# [REQUIREMENT]
In the listing below, pick out lines with "görev".

[START OF DATA FOR THE TASK]

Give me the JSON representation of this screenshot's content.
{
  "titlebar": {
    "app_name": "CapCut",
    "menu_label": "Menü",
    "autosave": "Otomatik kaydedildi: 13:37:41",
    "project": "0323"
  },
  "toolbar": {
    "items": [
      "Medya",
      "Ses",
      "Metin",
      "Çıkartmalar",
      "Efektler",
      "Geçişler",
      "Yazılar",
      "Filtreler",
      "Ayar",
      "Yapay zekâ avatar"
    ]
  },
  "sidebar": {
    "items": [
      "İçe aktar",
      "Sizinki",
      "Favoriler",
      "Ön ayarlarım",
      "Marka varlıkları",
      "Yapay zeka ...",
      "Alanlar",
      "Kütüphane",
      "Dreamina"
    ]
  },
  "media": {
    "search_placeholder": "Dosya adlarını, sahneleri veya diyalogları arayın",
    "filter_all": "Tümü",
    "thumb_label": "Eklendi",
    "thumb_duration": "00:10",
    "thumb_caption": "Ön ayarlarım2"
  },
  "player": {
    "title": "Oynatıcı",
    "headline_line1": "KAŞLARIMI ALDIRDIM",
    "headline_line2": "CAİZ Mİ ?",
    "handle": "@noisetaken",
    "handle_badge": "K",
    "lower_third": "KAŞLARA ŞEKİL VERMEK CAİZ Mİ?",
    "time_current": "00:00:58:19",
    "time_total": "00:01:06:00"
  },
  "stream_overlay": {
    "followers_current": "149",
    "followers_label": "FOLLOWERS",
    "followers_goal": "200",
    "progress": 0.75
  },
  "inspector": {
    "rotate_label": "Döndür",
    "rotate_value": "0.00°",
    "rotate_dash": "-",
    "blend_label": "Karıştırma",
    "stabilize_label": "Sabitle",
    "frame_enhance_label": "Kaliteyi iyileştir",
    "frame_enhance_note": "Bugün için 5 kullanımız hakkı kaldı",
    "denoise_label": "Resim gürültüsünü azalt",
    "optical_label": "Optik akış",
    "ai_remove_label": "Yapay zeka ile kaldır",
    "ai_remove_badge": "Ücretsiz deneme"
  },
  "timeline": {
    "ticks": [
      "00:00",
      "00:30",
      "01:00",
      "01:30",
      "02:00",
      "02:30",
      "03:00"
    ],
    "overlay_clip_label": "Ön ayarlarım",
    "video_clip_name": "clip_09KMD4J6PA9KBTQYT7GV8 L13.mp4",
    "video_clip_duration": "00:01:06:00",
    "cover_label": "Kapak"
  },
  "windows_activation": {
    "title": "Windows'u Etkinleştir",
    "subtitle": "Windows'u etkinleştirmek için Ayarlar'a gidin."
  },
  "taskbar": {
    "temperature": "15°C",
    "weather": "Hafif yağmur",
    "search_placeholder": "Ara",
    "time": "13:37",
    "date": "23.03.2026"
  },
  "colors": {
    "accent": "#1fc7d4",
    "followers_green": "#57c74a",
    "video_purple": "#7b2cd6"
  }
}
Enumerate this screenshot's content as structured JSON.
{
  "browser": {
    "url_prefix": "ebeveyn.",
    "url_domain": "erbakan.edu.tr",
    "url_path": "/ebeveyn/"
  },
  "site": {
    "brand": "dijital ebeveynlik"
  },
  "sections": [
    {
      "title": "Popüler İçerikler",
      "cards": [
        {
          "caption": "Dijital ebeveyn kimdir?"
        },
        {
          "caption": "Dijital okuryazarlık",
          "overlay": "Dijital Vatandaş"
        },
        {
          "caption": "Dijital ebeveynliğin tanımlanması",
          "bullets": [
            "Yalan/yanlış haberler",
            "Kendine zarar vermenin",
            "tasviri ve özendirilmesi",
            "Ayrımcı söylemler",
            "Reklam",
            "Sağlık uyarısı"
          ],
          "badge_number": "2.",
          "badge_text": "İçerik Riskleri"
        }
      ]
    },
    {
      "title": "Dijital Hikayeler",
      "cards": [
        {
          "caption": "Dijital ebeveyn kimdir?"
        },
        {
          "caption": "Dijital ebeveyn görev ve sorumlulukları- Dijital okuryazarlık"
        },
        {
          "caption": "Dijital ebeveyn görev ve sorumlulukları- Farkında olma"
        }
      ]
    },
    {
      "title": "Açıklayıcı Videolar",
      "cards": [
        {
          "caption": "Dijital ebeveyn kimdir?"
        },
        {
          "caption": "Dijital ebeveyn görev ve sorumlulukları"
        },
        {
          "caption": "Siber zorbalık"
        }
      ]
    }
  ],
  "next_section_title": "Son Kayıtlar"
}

[END OF DATA FOR THE TASK]

# [FULL ANSWER]
          "caption": "Dijital ebeveyn görev ve sorumlulukları- Dijital okuryazarlık"
          "caption": "Dijital ebeveyn görev ve sorumlulukları- Farkında olma"
          "caption": "Dijital ebeveyn görev ve sorumlulukları"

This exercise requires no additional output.